● REQUEST
Leave out the pictures and copy everything else below exactly.

BEGIN SOURCE RECORDS

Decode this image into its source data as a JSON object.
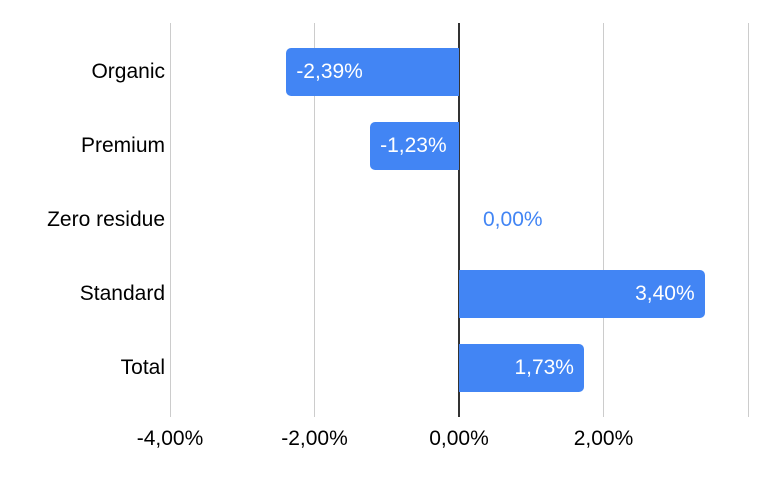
{
  "chart_data": {
    "type": "bar",
    "orientation": "horizontal",
    "title": "",
    "categories": [
      "Organic",
      "Premium",
      "Zero residue",
      "Standard",
      "Total"
    ],
    "values": [
      -2.39,
      -1.23,
      0.0,
      3.4,
      1.73
    ],
    "value_labels": [
      "-2,39%",
      "-1,23%",
      "0,00%",
      "3,40%",
      "1,73%"
    ],
    "xlim": [
      -4,
      4
    ],
    "x_axis": {
      "gridlines": [
        -4,
        -2,
        0,
        2,
        4
      ],
      "ticks": [
        {
          "value": -4,
          "label": "-4,00%"
        },
        {
          "value": -2,
          "label": "-2,00%"
        },
        {
          "value": 0,
          "label": "0,00%"
        },
        {
          "value": 2,
          "label": "2,00%"
        }
      ]
    },
    "legend_position": "none",
    "grid": true,
    "colors": {
      "bar": "#4285f4",
      "bar_value_text": "#ffffff",
      "zero_value_text": "#4285f4",
      "gridline": "#cccccc",
      "baseline": "#333333",
      "axis_text": "#000000",
      "background": "#ffffff"
    }
  }
}
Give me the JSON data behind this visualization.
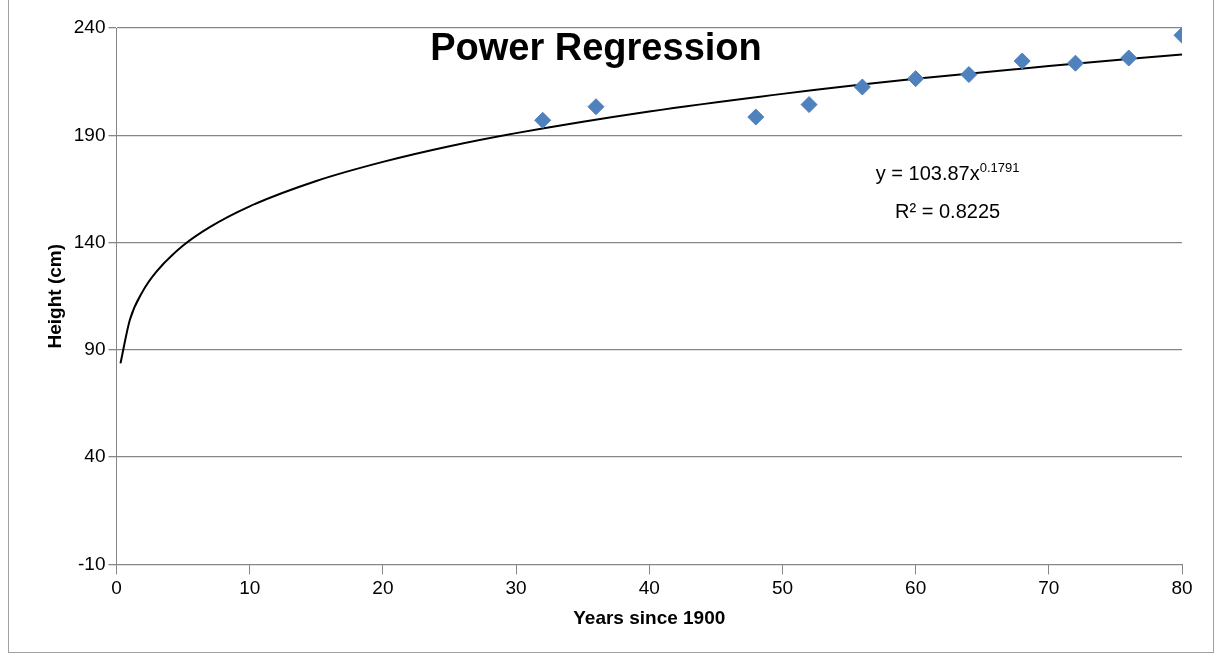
{
  "chart_data": {
    "type": "scatter",
    "title": "Power Regression",
    "xlabel": "Years since 1900",
    "ylabel": "Height (cm)",
    "xlim": [
      0,
      80
    ],
    "xticks": [
      0,
      10,
      20,
      30,
      40,
      50,
      60,
      70,
      80
    ],
    "ylim": [
      -10,
      240
    ],
    "yticks": [
      -10,
      40,
      90,
      140,
      190,
      240
    ],
    "grid": "y",
    "marker": "diamond",
    "series": [
      {
        "color": "#4f81bd",
        "x": [
          32,
          36,
          48,
          52,
          56,
          60,
          64,
          68,
          72,
          76,
          80
        ],
        "values": [
          197.0,
          203.3,
          198.5,
          204.3,
          212.5,
          216.4,
          218.3,
          224.6,
          223.6,
          226.0,
          236.6
        ]
      },
      {
        "type": "line",
        "color": "#000000",
        "line_style": "solid",
        "marker": "none",
        "x": [
          0.3,
          1,
          2,
          3,
          5,
          7,
          10,
          15,
          20,
          25,
          30,
          40,
          50,
          60,
          70,
          80
        ],
        "values": [
          83.7,
          103.9,
          117.6,
          126.5,
          138.6,
          147.2,
          156.9,
          168.7,
          177.6,
          184.9,
          191.0,
          201.1,
          209.3,
          216.3,
          222.3,
          227.7
        ]
      }
    ],
    "annotations": [
      "y = 103.87x$^{0.1791}$",
      "R² = 0.8225"
    ]
  }
}
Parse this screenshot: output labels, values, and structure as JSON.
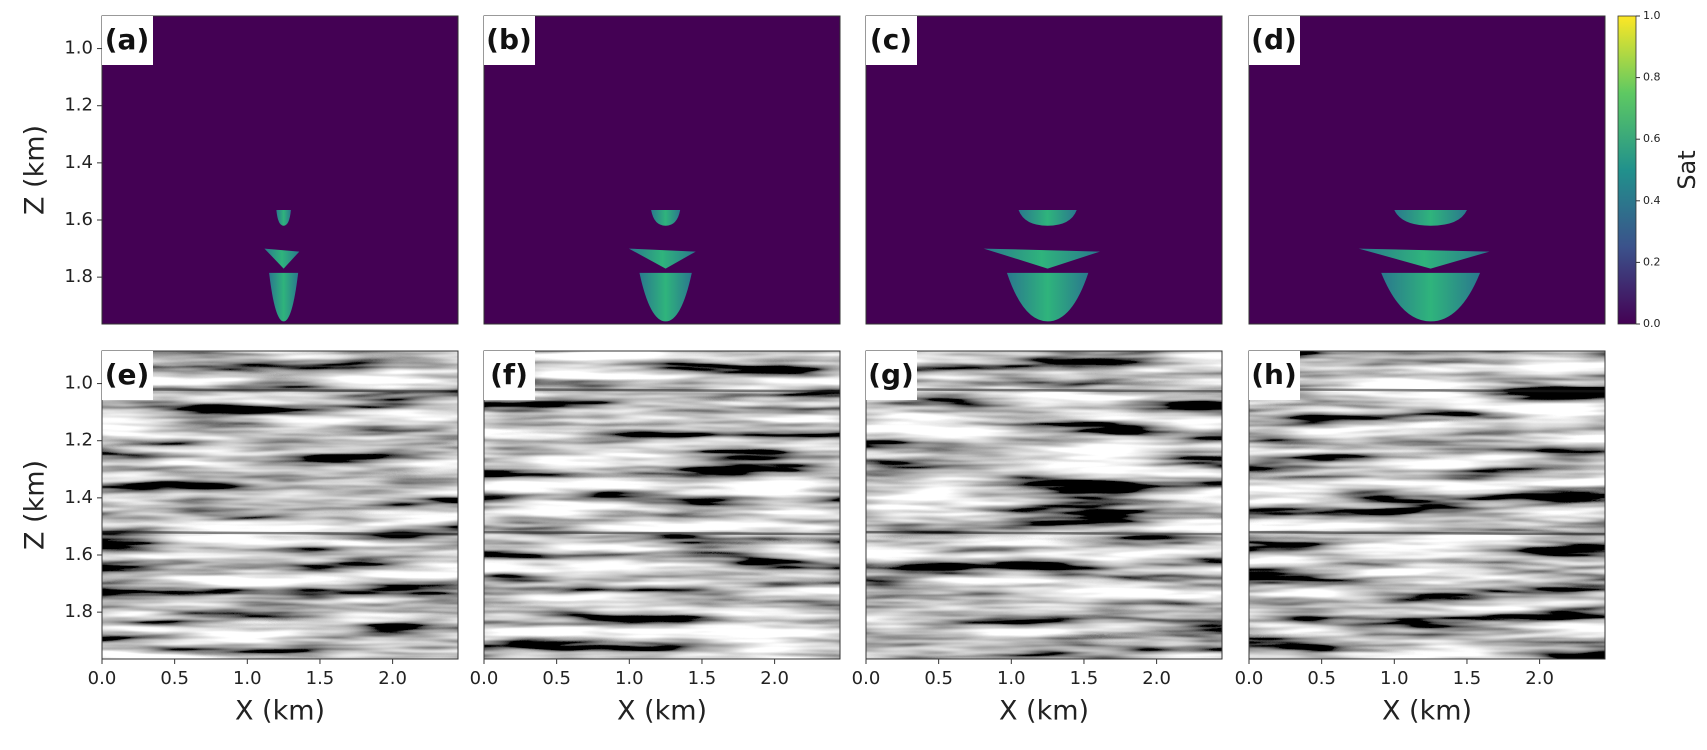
{
  "chart_data": [
    {
      "type": "image",
      "panel_label": "(a)",
      "colormap": "viridis",
      "xlim": [
        0,
        2.45
      ],
      "ylim": [
        1.964,
        0.886
      ],
      "ylabel": "Z (km)",
      "yticks": [
        {
          "value": 1,
          "label": "1.0"
        },
        1.2,
        1.4,
        1.6,
        1.8
      ]
    },
    {
      "type": "image",
      "panel_label": "(b)",
      "colormap": "viridis",
      "xlim": [
        0,
        2.45
      ],
      "ylim": [
        1.964,
        0.886
      ]
    },
    {
      "type": "image",
      "panel_label": "(c)",
      "colormap": "viridis",
      "xlim": [
        0,
        2.45
      ],
      "ylim": [
        1.964,
        0.886
      ]
    },
    {
      "type": "image",
      "panel_label": "(d)",
      "colormap": "viridis",
      "xlim": [
        0,
        2.45
      ],
      "ylim": [
        1.964,
        0.886
      ]
    },
    {
      "type": "image",
      "panel_label": "(e)",
      "colormap": "gray",
      "xlim": [
        0,
        2.45
      ],
      "ylim": [
        1.964,
        0.886
      ],
      "ylabel": "Z (km)",
      "yticks": [
        {
          "value": 1,
          "label": "1.0"
        },
        1.2,
        1.4,
        1.6,
        1.8
      ],
      "xlabel": "X (km)",
      "xticks": [
        {
          "value": 0,
          "label": "0.0"
        },
        0.5,
        {
          "value": 1,
          "label": "1.0"
        },
        1.5,
        {
          "value": 2,
          "label": "2.0"
        }
      ]
    },
    {
      "type": "image",
      "panel_label": "(f)",
      "colormap": "gray",
      "xlim": [
        0,
        2.45
      ],
      "ylim": [
        1.964,
        0.886
      ],
      "xlabel": "X (km)",
      "xticks": [
        {
          "value": 0,
          "label": "0.0"
        },
        0.5,
        {
          "value": 1,
          "label": "1.0"
        },
        1.5,
        {
          "value": 2,
          "label": "2.0"
        }
      ]
    },
    {
      "type": "image",
      "panel_label": "(g)",
      "colormap": "gray",
      "xlim": [
        0,
        2.45
      ],
      "ylim": [
        1.964,
        0.886
      ],
      "xlabel": "X (km)",
      "xticks": [
        {
          "value": 0,
          "label": "0.0"
        },
        0.5,
        {
          "value": 1,
          "label": "1.0"
        },
        1.5,
        {
          "value": 2,
          "label": "2.0"
        }
      ]
    },
    {
      "type": "image",
      "panel_label": "(h)",
      "colormap": "gray",
      "xlim": [
        0,
        2.45
      ],
      "ylim": [
        1.964,
        0.886
      ],
      "xlabel": "X (km)",
      "xticks": [
        {
          "value": 0,
          "label": "0.0"
        },
        0.5,
        {
          "value": 1,
          "label": "1.0"
        },
        1.5,
        {
          "value": 2,
          "label": "2.0"
        }
      ]
    },
    {
      "type": "colorbar",
      "label": "Sat",
      "lim": [
        0,
        1
      ],
      "ticks": [
        {
          "value": 0,
          "label": "0.0"
        },
        0.2,
        0.4,
        0.6,
        0.8,
        {
          "value": 1,
          "label": "1.0"
        }
      ],
      "colors": [
        "#440154",
        "#3b528b",
        "#21918c",
        "#5ec962",
        "#fde725"
      ]
    }
  ]
}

END SOURCE RECORDS

● TASK ANSWER
Decode this image into its source data as a JSON object.
{
  "chart_data": {
    "type": "bar",
    "orientation": "horizontal",
    "title": "",
    "categories": [
      "Organic",
      "Premium",
      "Zero residue",
      "Standard",
      "Total"
    ],
    "values": [
      -2.39,
      -1.23,
      0.0,
      3.4,
      1.73
    ],
    "value_labels": [
      "-2,39%",
      "-1,23%",
      "0,00%",
      "3,40%",
      "1,73%"
    ],
    "xlim": [
      -4,
      4
    ],
    "x_axis": {
      "gridlines": [
        -4,
        -2,
        0,
        2,
        4
      ],
      "ticks": [
        {
          "value": -4,
          "label": "-4,00%"
        },
        {
          "value": -2,
          "label": "-2,00%"
        },
        {
          "value": 0,
          "label": "0,00%"
        },
        {
          "value": 2,
          "label": "2,00%"
        }
      ]
    },
    "legend_position": "none",
    "grid": true,
    "colors": {
      "bar": "#4285f4",
      "bar_value_text": "#ffffff",
      "zero_value_text": "#4285f4",
      "gridline": "#cccccc",
      "baseline": "#333333",
      "axis_text": "#000000",
      "background": "#ffffff"
    }
  }
}
Give me the JSON data behind this visualization.
{
  "chart_data": {
    "type": "scatter",
    "title": "Power Regression",
    "xlabel": "Years since 1900",
    "ylabel": "Height (cm)",
    "xlim": [
      0,
      80
    ],
    "xticks": [
      0,
      10,
      20,
      30,
      40,
      50,
      60,
      70,
      80
    ],
    "ylim": [
      -10,
      240
    ],
    "yticks": [
      -10,
      40,
      90,
      140,
      190,
      240
    ],
    "grid": "y",
    "marker": "diamond",
    "series": [
      {
        "color": "#4f81bd",
        "x": [
          32,
          36,
          48,
          52,
          56,
          60,
          64,
          68,
          72,
          76,
          80
        ],
        "values": [
          197.0,
          203.3,
          198.5,
          204.3,
          212.5,
          216.4,
          218.3,
          224.6,
          223.6,
          226.0,
          236.6
        ]
      },
      {
        "type": "line",
        "color": "#000000",
        "line_style": "solid",
        "marker": "none",
        "x": [
          0.3,
          1,
          2,
          3,
          5,
          7,
          10,
          15,
          20,
          25,
          30,
          40,
          50,
          60,
          70,
          80
        ],
        "values": [
          83.7,
          103.9,
          117.6,
          126.5,
          138.6,
          147.2,
          156.9,
          168.7,
          177.6,
          184.9,
          191.0,
          201.1,
          209.3,
          216.3,
          222.3,
          227.7
        ]
      }
    ],
    "annotations": [
      "y = 103.87x$^{0.1791}$",
      "R² = 0.8225"
    ]
  }
}
Parse this screenshot: output labels, values, and structure as JSON.
{
  "chart_data": [
    {
      "type": "image",
      "panel_label": "(a)",
      "colormap": "viridis",
      "xlim": [
        0,
        2.45
      ],
      "ylim": [
        1.964,
        0.886
      ],
      "ylabel": "Z (km)",
      "yticks": [
        {
          "value": 1,
          "label": "1.0"
        },
        1.2,
        1.4,
        1.6,
        1.8
      ]
    },
    {
      "type": "image",
      "panel_label": "(b)",
      "colormap": "viridis",
      "xlim": [
        0,
        2.45
      ],
      "ylim": [
        1.964,
        0.886
      ]
    },
    {
      "type": "image",
      "panel_label": "(c)",
      "colormap": "viridis",
      "xlim": [
        0,
        2.45
      ],
      "ylim": [
        1.964,
        0.886
      ]
    },
    {
      "type": "image",
      "panel_label": "(d)",
      "colormap": "viridis",
      "xlim": [
        0,
        2.45
      ],
      "ylim": [
        1.964,
        0.886
      ]
    },
    {
      "type": "image",
      "panel_label": "(e)",
      "colormap": "gray",
      "xlim": [
        0,
        2.45
      ],
      "ylim": [
        1.964,
        0.886
      ],
      "ylabel": "Z (km)",
      "yticks": [
        {
          "value": 1,
          "label": "1.0"
        },
        1.2,
        1.4,
        1.6,
        1.8
      ],
      "xlabel": "X (km)",
      "xticks": [
        {
          "value": 0,
          "label": "0.0"
        },
        0.5,
        {
          "value": 1,
          "label": "1.0"
        },
        1.5,
        {
          "value": 2,
          "label": "2.0"
        }
      ]
    },
    {
      "type": "image",
      "panel_label": "(f)",
      "colormap": "gray",
      "xlim": [
        0,
        2.45
      ],
      "ylim": [
        1.964,
        0.886
      ],
      "xlabel": "X (km)",
      "xticks": [
        {
          "value": 0,
          "label": "0.0"
        },
        0.5,
        {
          "value": 1,
          "label": "1.0"
        },
        1.5,
        {
          "value": 2,
          "label": "2.0"
        }
      ]
    },
    {
      "type": "image",
      "panel_label": "(g)",
      "colormap": "gray",
      "xlim": [
        0,
        2.45
      ],
      "ylim": [
        1.964,
        0.886
      ],
      "xlabel": "X (km)",
      "xticks": [
        {
          "value": 0,
          "label": "0.0"
        },
        0.5,
        {
          "value": 1,
          "label": "1.0"
        },
        1.5,
        {
          "value": 2,
          "label": "2.0"
        }
      ]
    },
    {
      "type": "image",
      "panel_label": "(h)",
      "colormap": "gray",
      "xlim": [
        0,
        2.45
      ],
      "ylim": [
        1.964,
        0.886
      ],
      "xlabel": "X (km)",
      "xticks": [
        {
          "value": 0,
          "label": "0.0"
        },
        0.5,
        {
          "value": 1,
          "label": "1.0"
        },
        1.5,
        {
          "value": 2,
          "label": "2.0"
        }
      ]
    },
    {
      "type": "colorbar",
      "label": "Sat",
      "lim": [
        0,
        1
      ],
      "ticks": [
        {
          "value": 0,
          "label": "0.0"
        },
        0.2,
        0.4,
        0.6,
        0.8,
        {
          "value": 1,
          "label": "1.0"
        }
      ],
      "colors": [
        "#440154",
        "#3b528b",
        "#21918c",
        "#5ec962",
        "#fde725"
      ]
    }
  ]
}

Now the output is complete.